Task prompt - Transcribe the listing word for word.

Provided records -
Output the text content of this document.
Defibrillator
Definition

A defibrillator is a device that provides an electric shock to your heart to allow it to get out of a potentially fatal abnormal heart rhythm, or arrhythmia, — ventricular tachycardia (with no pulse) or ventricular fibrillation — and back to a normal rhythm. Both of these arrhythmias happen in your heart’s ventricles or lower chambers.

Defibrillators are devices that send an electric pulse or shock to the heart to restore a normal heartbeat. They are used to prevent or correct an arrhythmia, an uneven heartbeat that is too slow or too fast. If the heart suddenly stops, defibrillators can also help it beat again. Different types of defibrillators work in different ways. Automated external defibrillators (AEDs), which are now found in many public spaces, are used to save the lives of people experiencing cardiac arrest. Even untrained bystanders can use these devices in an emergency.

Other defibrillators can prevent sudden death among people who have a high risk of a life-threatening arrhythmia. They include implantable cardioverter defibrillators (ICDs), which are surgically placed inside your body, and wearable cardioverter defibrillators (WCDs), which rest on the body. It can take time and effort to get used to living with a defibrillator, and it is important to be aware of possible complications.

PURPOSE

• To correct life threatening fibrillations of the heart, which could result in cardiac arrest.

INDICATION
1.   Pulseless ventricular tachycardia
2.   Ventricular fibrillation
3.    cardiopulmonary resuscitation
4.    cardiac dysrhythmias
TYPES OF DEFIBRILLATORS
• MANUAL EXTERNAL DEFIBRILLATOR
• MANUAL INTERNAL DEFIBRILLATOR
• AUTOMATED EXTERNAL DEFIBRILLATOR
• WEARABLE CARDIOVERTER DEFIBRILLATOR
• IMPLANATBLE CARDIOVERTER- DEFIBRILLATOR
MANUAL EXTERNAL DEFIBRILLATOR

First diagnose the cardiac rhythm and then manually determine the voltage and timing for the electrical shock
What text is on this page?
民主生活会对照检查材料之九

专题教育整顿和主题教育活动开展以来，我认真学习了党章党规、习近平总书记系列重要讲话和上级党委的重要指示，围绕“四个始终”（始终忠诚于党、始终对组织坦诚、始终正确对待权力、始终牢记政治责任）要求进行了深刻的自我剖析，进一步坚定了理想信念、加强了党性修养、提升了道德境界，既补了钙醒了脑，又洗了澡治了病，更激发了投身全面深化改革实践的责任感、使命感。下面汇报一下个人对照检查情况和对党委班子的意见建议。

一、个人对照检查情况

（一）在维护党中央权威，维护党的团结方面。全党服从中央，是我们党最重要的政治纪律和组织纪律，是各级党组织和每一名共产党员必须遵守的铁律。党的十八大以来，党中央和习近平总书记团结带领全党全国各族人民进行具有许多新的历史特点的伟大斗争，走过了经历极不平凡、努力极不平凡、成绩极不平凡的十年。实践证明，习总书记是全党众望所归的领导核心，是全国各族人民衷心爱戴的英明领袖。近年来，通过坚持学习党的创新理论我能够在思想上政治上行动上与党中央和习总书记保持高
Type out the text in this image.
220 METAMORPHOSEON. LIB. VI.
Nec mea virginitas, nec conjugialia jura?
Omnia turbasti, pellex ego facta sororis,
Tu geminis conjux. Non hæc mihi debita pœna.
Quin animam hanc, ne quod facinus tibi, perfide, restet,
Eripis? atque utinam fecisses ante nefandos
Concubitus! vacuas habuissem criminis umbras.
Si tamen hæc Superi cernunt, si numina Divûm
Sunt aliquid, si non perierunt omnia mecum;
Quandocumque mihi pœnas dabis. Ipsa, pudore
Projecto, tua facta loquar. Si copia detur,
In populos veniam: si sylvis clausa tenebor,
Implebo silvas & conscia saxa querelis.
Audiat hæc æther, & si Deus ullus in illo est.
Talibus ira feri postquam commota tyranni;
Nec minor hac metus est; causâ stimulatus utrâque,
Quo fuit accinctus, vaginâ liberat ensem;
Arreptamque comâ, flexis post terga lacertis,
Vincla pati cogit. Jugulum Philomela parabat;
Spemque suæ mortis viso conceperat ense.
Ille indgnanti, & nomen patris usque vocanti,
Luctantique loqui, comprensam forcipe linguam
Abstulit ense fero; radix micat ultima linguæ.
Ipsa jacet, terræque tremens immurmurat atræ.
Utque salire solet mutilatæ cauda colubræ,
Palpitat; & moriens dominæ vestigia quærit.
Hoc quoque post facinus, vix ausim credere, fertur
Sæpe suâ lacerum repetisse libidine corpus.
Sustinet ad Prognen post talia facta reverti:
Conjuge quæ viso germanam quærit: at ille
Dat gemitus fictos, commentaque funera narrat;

Expected answer -
Output the text content of this document.
Defibrillator
Definition

A defibrillator is a device that provides an electric shock to your heart to allow it to get out of a potentially fatal abnormal heart rhythm, or arrhythmia, — ventricular tachycardia (with no pulse) or ventricular fibrillation — and back to a normal rhythm. Both of these arrhythmias happen in your heart’s ventricles or lower chambers.

Defibrillators are devices that send an electric pulse or shock to the heart to restore a normal heartbeat. They are used to prevent or correct an arrhythmia, an uneven heartbeat that is too slow or too fast. If the heart suddenly stops, defibrillators can also help it beat again. Different types of defibrillators work in different ways. Automated external defibrillators (AEDs), which are now found in many public spaces, are used to save the lives of people experiencing cardiac arrest. Even untrained bystanders can use these devices in an emergency.

Other defibrillators can prevent sudden death among people who have a high risk of a life-threatening arrhythmia. They include implantable cardioverter defibrillators (ICDs), which are surgically placed inside your body, and wearable cardioverter defibrillators (WCDs), which rest on the body. It can take time and effort to get used to living with a defibrillator, and it is important to be aware of possible complications.

PURPOSE

• To correct life threatening fibrillations of the heart, which could result in cardiac arrest.

INDICATION
1.   Pulseless ventricular tachycardia
2.   Ventricular fibrillation
3.    cardiopulmonary resuscitation
4.    cardiac dysrhythmias
TYPES OF DEFIBRILLATORS
• MANUAL EXTERNAL DEFIBRILLATOR
• MANUAL INTERNAL DEFIBRILLATOR
• AUTOMATED EXTERNAL DEFIBRILLATOR
• WEARABLE CARDIOVERTER DEFIBRILLATOR
• IMPLANATBLE CARDIOVERTER- DEFIBRILLATOR
MANUAL EXTERNAL DEFIBRILLATOR

First diagnose the cardiac rhythm and then manually determine the voltage and timing for the electrical shock
What text is on this page?
民主生活会对照检查材料之九

专题教育整顿和主题教育活动开展以来，我认真学习了党章党规、习近平总书记系列重要讲话和上级党委的重要指示，围绕“四个始终”（始终忠诚于党、始终对组织坦诚、始终正确对待权力、始终牢记政治责任）要求进行了深刻的自我剖析，进一步坚定了理想信念、加强了党性修养、提升了道德境界，既补了钙醒了脑，又洗了澡治了病，更激发了投身全面深化改革实践的责任感、使命感。下面汇报一下个人对照检查情况和对党委班子的意见建议。

一、个人对照检查情况

（一）在维护党中央权威，维护党的团结方面。全党服从中央，是我们党最重要的政治纪律和组织纪律，是各级党组织和每一名共产党员必须遵守的铁律。党的十八大以来，党中央和习近平总书记团结带领全党全国各族人民进行具有许多新的历史特点的伟大斗争，走过了经历极不平凡、努力极不平凡、成绩极不平凡的十年。实践证明，习总书记是全党众望所归的领导核心，是全国各族人民衷心爱戴的英明领袖。近年来，通过坚持学习党的创新理论我能够在思想上政治上行动上与党中央和习总书记保持高
Type out the text in this image.
220 METAMORPHOSEON. LIB. VI.
Nec mea virginitas, nec conjugialia jura?
Omnia turbasti, pellex ego facta sororis,
Tu geminis conjux. Non hæc mihi debita pœna.
Quin animam hanc, ne quod facinus tibi, perfide, restet,
Eripis? atque utinam fecisses ante nefandos
Concubitus! vacuas habuissem criminis umbras.
Si tamen hæc Superi cernunt, si numina Divûm
Sunt aliquid, si non perierunt omnia mecum;
Quandocumque mihi pœnas dabis. Ipsa, pudore
Projecto, tua facta loquar. Si copia detur,
In populos veniam: si sylvis clausa tenebor,
Implebo silvas & conscia saxa querelis.
Audiat hæc æther, & si Deus ullus in illo est.
Talibus ira feri postquam commota tyranni;
Nec minor hac metus est; causâ stimulatus utrâque,
Quo fuit accinctus, vaginâ liberat ensem;
Arreptamque comâ, flexis post terga lacertis,
Vincla pati cogit. Jugulum Philomela parabat;
Spemque suæ mortis viso conceperat ense.
Ille indgnanti, & nomen patris usque vocanti,
Luctantique loqui, comprensam forcipe linguam
Abstulit ense fero; radix micat ultima linguæ.
Ipsa jacet, terræque tremens immurmurat atræ.
Utque salire solet mutilatæ cauda colubræ,
Palpitat; & moriens dominæ vestigia quærit.
Hoc quoque post facinus, vix ausim credere, fertur
Sæpe suâ lacerum repetisse libidine corpus.
Sustinet ad Prognen post talia facta reverti:
Conjuge quæ viso germanam quærit: at ille
Dat gemitus fictos, commentaque funera narrat;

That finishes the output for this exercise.